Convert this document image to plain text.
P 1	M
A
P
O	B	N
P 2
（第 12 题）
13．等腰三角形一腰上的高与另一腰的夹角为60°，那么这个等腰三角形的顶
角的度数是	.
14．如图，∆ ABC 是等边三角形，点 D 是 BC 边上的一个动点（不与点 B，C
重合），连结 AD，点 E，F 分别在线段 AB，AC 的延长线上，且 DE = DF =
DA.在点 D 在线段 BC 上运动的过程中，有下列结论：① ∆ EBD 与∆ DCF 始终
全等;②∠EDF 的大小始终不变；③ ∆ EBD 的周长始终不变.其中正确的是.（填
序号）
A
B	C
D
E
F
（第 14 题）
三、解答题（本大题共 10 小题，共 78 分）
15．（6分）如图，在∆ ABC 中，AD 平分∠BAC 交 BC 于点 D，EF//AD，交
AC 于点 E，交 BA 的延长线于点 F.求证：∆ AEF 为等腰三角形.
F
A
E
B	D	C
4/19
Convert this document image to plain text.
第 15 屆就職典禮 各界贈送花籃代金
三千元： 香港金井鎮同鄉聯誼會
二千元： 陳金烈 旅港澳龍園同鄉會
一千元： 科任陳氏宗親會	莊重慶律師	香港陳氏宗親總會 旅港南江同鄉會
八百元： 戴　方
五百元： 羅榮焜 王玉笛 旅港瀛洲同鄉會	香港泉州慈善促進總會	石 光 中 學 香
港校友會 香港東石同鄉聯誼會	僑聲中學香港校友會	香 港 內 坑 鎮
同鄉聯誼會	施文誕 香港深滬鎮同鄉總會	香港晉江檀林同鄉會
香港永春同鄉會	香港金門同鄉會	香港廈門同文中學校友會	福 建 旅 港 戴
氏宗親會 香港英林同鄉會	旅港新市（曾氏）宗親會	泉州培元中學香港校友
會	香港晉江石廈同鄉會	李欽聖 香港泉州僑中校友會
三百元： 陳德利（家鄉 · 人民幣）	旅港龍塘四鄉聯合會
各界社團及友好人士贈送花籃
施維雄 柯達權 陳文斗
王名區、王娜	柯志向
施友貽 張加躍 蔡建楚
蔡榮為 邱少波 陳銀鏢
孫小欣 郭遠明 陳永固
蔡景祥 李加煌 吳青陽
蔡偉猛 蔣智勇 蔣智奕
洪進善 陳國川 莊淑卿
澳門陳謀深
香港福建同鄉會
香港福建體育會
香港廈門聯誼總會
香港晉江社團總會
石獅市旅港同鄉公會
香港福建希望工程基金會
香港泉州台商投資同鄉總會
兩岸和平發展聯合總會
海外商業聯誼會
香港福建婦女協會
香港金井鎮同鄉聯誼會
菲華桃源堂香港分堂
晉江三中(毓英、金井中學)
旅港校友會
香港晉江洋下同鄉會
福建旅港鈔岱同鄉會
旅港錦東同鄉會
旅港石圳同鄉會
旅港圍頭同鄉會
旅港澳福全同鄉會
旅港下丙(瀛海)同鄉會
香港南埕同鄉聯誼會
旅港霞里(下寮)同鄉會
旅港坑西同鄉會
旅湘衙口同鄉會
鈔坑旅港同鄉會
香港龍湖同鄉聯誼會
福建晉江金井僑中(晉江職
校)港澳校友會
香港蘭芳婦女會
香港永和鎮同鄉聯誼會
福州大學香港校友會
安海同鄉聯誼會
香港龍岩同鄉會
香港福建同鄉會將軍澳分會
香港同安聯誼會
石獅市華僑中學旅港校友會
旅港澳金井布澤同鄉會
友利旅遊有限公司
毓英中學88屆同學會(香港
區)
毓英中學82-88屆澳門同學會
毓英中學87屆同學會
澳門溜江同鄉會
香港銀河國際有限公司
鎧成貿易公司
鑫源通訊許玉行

########

## EXERCISE PROMPT
Repeat the data precisely, reproducing every entry.

## SOLUTION BELOW
Convert this document image to plain text.
P 1	M
A
P
O	B	N
P 2
（第 12 题）
13．等腰三角形一腰上的高与另一腰的夹角为60°，那么这个等腰三角形的顶
角的度数是	.
14．如图，∆ ABC 是等边三角形，点 D 是 BC 边上的一个动点（不与点 B，C
重合），连结 AD，点 E，F 分别在线段 AB，AC 的延长线上，且 DE = DF =
DA.在点 D 在线段 BC 上运动的过程中，有下列结论：① ∆ EBD 与∆ DCF 始终
全等;②∠EDF 的大小始终不变；③ ∆ EBD 的周长始终不变.其中正确的是.（填
序号）
A
B	C
D
E
F
（第 14 题）
三、解答题（本大题共 10 小题，共 78 分）
15．（6分）如图，在∆ ABC 中，AD 平分∠BAC 交 BC 于点 D，EF//AD，交
AC 于点 E，交 BA 的延长线于点 F.求证：∆ AEF 为等腰三角形.
F
A
E
B	D	C
4/19
Convert this document image to plain text.
第 15 屆就職典禮 各界贈送花籃代金
三千元： 香港金井鎮同鄉聯誼會
二千元： 陳金烈 旅港澳龍園同鄉會
一千元： 科任陳氏宗親會	莊重慶律師	香港陳氏宗親總會 旅港南江同鄉會
八百元： 戴　方
五百元： 羅榮焜 王玉笛 旅港瀛洲同鄉會	香港泉州慈善促進總會	石 光 中 學 香
港校友會 香港東石同鄉聯誼會	僑聲中學香港校友會	香 港 內 坑 鎮
同鄉聯誼會	施文誕 香港深滬鎮同鄉總會	香港晉江檀林同鄉會
香港永春同鄉會	香港金門同鄉會	香港廈門同文中學校友會	福 建 旅 港 戴
氏宗親會 香港英林同鄉會	旅港新市（曾氏）宗親會	泉州培元中學香港校友
會	香港晉江石廈同鄉會	李欽聖 香港泉州僑中校友會
三百元： 陳德利（家鄉 · 人民幣）	旅港龍塘四鄉聯合會
各界社團及友好人士贈送花籃
施維雄 柯達權 陳文斗
王名區、王娜	柯志向
施友貽 張加躍 蔡建楚
蔡榮為 邱少波 陳銀鏢
孫小欣 郭遠明 陳永固
蔡景祥 李加煌 吳青陽
蔡偉猛 蔣智勇 蔣智奕
洪進善 陳國川 莊淑卿
澳門陳謀深
香港福建同鄉會
香港福建體育會
香港廈門聯誼總會
香港晉江社團總會
石獅市旅港同鄉公會
香港福建希望工程基金會
香港泉州台商投資同鄉總會
兩岸和平發展聯合總會
海外商業聯誼會
香港福建婦女協會
香港金井鎮同鄉聯誼會
菲華桃源堂香港分堂
晉江三中(毓英、金井中學)
旅港校友會
香港晉江洋下同鄉會
福建旅港鈔岱同鄉會
旅港錦東同鄉會
旅港石圳同鄉會
旅港圍頭同鄉會
旅港澳福全同鄉會
旅港下丙(瀛海)同鄉會
香港南埕同鄉聯誼會
旅港霞里(下寮)同鄉會
旅港坑西同鄉會
旅湘衙口同鄉會
鈔坑旅港同鄉會
香港龍湖同鄉聯誼會
福建晉江金井僑中(晉江職
校)港澳校友會
香港蘭芳婦女會
香港永和鎮同鄉聯誼會
福州大學香港校友會
安海同鄉聯誼會
香港龍岩同鄉會
香港福建同鄉會將軍澳分會
香港同安聯誼會
石獅市華僑中學旅港校友會
旅港澳金井布澤同鄉會
友利旅遊有限公司
毓英中學88屆同學會(香港
區)
毓英中學82-88屆澳門同學會
毓英中學87屆同學會
澳門溜江同鄉會
香港銀河國際有限公司
鎧成貿易公司
鑫源通訊許玉行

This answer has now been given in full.